Aim – Return all lines that include the string "title".

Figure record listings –
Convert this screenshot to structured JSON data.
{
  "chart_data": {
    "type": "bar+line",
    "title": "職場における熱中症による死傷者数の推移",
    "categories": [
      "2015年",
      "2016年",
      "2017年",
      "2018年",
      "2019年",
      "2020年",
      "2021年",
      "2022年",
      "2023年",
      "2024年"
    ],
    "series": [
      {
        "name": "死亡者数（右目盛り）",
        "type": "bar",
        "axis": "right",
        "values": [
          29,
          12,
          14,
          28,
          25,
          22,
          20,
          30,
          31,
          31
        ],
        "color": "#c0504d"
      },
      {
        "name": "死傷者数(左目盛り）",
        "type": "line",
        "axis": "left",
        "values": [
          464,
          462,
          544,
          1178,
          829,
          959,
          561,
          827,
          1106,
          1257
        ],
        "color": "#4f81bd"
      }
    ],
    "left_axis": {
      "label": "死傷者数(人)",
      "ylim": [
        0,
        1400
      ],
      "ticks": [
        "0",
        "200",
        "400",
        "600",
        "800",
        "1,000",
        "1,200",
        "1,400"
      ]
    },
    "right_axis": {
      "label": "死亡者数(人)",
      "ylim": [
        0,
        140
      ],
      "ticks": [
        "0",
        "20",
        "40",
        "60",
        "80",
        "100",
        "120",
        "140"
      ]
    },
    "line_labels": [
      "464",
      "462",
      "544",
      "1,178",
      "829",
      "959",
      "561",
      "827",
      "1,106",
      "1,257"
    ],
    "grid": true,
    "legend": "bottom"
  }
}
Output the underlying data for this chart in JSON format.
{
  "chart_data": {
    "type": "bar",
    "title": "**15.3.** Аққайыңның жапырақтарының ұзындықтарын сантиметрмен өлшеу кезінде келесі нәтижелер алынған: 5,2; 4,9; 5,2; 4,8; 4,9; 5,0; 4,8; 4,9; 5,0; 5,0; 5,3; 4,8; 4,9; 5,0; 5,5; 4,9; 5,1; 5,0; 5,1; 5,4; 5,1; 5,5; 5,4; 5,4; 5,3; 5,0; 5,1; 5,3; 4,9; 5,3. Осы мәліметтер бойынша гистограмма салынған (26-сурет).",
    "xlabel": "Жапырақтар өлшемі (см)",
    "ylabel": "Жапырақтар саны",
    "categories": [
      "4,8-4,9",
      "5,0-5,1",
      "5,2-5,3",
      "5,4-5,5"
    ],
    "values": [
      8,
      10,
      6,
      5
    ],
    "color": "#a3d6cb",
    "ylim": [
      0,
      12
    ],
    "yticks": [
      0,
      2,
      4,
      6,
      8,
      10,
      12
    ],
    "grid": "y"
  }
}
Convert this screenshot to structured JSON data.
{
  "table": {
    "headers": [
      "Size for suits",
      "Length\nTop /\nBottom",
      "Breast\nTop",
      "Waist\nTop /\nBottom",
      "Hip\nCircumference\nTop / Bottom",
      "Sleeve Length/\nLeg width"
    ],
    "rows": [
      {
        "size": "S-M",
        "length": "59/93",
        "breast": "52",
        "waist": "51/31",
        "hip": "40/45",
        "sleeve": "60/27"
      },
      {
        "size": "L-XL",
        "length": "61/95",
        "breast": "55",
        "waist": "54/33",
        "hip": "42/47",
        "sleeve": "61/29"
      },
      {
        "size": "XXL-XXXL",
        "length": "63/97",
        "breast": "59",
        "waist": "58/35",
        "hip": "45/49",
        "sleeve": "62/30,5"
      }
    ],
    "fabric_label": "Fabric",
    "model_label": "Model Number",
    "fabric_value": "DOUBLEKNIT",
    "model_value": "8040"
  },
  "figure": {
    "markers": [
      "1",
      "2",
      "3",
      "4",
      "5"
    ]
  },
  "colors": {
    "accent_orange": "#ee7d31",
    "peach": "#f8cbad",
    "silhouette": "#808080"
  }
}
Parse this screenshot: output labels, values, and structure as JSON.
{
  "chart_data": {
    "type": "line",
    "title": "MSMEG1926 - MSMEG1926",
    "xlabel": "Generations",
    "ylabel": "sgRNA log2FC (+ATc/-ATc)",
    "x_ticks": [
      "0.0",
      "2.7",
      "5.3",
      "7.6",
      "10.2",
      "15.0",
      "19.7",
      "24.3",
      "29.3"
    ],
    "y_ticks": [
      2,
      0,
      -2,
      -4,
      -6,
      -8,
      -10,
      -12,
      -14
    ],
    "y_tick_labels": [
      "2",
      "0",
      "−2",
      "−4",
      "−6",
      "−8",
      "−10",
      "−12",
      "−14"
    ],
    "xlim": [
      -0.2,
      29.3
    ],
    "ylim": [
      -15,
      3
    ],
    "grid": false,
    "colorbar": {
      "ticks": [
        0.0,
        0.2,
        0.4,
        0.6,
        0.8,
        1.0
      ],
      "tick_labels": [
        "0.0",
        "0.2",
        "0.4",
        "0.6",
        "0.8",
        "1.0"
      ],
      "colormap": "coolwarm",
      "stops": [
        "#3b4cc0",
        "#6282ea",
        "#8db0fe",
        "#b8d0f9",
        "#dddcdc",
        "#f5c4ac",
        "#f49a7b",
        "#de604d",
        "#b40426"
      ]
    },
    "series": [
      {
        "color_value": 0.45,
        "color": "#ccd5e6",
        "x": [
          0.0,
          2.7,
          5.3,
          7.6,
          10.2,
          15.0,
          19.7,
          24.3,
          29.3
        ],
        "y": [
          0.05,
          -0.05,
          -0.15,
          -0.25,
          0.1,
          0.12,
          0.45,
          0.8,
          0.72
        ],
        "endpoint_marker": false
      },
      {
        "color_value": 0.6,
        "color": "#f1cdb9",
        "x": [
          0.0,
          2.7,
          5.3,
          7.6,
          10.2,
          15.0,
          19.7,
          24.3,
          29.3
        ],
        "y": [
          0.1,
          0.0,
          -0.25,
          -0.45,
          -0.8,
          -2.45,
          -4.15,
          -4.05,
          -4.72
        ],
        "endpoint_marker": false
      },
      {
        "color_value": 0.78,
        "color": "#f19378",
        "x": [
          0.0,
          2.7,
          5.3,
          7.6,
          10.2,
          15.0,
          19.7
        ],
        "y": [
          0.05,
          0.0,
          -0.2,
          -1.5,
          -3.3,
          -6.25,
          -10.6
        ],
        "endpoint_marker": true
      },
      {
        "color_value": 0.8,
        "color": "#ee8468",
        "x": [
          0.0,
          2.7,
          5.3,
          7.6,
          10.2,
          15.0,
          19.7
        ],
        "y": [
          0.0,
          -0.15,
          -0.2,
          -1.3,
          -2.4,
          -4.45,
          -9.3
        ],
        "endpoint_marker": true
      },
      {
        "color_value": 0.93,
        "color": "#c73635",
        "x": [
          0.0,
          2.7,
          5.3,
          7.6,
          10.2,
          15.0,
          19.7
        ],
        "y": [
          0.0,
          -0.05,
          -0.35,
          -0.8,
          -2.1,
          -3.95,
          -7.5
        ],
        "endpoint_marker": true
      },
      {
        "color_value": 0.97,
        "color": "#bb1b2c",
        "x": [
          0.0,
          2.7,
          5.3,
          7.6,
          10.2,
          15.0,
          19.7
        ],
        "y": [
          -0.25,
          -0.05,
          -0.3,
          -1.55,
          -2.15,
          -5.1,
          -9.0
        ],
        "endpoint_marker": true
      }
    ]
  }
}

The solution –
    "title": "職場における熱中症による死傷者数の推移",
    "title": "**15.3.** Аққайыңның жапырақтарының ұзындықтарын сантиметрмен өлшеу кезінде келесі нәтижелер алынған: 5,2; 4,9; 5,2; 4,8; 4,9; 5,0; 4,8; 4,9; 5,0; 5,0; 5,3; 4,8; 4,9; 5,0; 5,5; 4,9; 5,1; 5,0; 5,1; 5,4; 5,1; 5,5; 5,4; 5,4; 5,3; 5,0; 5,1; 5,3; 4,9; 5,3. Осы мәліметтер бойынша гистограмма салынған (26-сурет).",
    "title": "MSMEG1926 - MSMEG1926",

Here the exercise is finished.